==== RECORD EXTRACTS

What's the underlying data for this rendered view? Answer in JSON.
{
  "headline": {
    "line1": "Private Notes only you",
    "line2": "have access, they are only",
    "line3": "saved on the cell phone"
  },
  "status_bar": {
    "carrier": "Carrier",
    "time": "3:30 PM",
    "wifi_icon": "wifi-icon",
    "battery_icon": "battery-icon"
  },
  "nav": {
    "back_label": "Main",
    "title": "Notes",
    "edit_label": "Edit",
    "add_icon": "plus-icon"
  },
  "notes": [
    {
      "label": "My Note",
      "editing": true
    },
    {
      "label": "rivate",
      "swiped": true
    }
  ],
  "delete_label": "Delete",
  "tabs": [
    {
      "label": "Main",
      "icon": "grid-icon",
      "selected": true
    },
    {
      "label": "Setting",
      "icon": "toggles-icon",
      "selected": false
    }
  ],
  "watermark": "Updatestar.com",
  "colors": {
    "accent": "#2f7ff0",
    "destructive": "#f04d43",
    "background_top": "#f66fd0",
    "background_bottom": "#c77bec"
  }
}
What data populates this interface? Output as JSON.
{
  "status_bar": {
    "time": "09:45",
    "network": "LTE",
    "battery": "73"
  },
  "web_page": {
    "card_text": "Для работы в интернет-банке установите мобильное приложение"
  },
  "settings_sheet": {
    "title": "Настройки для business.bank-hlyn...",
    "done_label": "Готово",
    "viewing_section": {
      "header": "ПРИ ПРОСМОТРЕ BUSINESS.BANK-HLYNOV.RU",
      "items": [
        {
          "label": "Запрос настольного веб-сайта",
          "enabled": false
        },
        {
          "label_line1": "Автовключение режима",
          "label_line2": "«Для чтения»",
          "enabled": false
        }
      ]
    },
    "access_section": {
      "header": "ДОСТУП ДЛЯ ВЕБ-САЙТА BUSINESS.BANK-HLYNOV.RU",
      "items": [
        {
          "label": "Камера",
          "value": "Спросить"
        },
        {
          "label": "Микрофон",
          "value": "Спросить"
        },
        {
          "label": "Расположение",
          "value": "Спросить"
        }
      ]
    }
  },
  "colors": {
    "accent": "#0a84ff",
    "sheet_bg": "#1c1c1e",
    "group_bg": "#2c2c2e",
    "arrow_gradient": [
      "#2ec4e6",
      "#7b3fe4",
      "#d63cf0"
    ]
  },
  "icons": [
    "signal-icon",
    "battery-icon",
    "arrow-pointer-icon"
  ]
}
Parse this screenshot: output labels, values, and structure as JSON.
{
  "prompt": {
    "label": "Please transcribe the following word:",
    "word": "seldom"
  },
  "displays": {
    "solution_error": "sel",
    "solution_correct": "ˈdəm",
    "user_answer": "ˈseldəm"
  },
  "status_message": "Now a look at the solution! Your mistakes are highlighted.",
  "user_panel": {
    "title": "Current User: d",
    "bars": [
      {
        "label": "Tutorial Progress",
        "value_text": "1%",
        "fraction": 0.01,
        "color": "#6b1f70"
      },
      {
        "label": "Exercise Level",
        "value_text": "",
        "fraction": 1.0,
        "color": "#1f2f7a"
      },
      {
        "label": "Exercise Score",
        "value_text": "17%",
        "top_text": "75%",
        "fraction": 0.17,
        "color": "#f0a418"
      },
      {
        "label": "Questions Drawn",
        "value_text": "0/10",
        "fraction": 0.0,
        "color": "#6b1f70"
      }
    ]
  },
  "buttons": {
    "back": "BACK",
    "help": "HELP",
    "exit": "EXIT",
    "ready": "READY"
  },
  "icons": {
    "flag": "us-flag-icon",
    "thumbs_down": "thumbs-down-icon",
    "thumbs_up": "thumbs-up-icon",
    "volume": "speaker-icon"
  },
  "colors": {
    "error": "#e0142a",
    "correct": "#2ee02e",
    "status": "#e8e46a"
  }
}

========

**YOUR TASK**
Extract every line from the one containing "Parse this screenshot: output" through the last line of the data, inclusive, exactly as written.

**SOLUTION TO THIS TASK**
Parse this screenshot: output labels, values, and structure as JSON.
{
  "prompt": {
    "label": "Please transcribe the following word:",
    "word": "seldom"
  },
  "displays": {
    "solution_error": "sel",
    "solution_correct": "ˈdəm",
    "user_answer": "ˈseldəm"
  },
  "status_message": "Now a look at the solution! Your mistakes are highlighted.",
  "user_panel": {
    "title": "Current User: d",
    "bars": [
      {
        "label": "Tutorial Progress",
        "value_text": "1%",
        "fraction": 0.01,
        "color": "#6b1f70"
      },
      {
        "label": "Exercise Level",
        "value_text": "",
        "fraction": 1.0,
        "color": "#1f2f7a"
      },
      {
        "label": "Exercise Score",
        "value_text": "17%",
        "top_text": "75%",
        "fraction": 0.17,
        "color": "#f0a418"
      },
      {
        "label": "Questions Drawn",
        "value_text": "0/10",
        "fraction": 0.0,
        "color": "#6b1f70"
      }
    ]
  },
  "buttons": {
    "back": "BACK",
    "help": "HELP",
    "exit": "EXIT",
    "ready": "READY"
  },
  "icons": {
    "flag": "us-flag-icon",
    "thumbs_down": "thumbs-down-icon",
    "thumbs_up": "thumbs-up-icon",
    "volume": "speaker-icon"
  },
  "colors": {
    "error": "#e0142a",
    "correct": "#2ee02e",
    "status": "#e8e46a"
  }
}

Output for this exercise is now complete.